__Data shown__
*** Begin section ***
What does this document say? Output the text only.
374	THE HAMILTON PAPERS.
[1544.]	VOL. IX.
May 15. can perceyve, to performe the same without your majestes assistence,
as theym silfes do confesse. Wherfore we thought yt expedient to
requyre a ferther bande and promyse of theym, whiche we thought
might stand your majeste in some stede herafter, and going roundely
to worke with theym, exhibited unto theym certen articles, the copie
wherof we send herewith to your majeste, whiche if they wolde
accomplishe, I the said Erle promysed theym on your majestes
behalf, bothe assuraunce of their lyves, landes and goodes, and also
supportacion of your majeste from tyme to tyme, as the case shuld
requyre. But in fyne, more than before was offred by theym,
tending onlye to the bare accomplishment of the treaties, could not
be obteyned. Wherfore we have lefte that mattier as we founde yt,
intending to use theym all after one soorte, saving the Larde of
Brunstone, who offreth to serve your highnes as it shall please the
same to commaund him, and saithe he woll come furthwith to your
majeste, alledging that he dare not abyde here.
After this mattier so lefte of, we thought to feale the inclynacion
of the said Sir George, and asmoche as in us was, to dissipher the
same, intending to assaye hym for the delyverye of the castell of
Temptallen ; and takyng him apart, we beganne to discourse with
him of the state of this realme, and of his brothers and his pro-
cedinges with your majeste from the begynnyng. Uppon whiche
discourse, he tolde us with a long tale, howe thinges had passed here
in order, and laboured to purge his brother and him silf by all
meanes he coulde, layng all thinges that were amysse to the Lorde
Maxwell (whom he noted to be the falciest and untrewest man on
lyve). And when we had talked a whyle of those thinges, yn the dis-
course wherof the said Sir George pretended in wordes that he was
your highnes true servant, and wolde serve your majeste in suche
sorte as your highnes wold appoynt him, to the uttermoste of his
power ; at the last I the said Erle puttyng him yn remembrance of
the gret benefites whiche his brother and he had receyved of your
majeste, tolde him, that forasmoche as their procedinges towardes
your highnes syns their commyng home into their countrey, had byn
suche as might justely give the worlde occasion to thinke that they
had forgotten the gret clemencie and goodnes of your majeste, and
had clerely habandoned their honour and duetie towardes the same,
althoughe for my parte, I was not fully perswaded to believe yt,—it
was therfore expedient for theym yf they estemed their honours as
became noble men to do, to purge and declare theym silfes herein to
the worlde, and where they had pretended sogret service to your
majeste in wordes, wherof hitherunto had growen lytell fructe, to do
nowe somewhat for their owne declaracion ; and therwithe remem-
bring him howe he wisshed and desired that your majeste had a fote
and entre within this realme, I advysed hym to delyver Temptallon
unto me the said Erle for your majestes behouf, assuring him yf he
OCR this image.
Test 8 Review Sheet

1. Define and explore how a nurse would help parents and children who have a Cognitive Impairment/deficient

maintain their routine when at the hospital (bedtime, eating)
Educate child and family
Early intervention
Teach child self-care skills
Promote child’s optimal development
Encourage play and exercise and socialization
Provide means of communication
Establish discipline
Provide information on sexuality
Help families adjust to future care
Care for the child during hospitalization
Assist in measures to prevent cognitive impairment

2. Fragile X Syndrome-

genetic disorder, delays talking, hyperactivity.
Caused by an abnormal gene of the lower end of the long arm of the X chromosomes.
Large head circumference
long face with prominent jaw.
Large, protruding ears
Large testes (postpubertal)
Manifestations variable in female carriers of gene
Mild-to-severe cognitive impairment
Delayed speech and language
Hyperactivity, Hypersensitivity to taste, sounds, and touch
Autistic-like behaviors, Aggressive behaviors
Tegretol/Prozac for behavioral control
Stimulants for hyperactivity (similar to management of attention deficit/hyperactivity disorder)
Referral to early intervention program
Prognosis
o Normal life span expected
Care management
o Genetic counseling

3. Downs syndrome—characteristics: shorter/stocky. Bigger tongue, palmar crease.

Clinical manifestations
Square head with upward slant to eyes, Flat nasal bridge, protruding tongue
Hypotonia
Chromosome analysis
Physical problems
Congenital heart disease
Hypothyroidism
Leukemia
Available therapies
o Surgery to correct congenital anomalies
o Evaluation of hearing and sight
*** End section ***
All lines from the listing above that include "serve" should be shown.

Brunstone, who offreth to serve your highnes as it shall please the
your highnes true servant, and wolde serve your majeste in suche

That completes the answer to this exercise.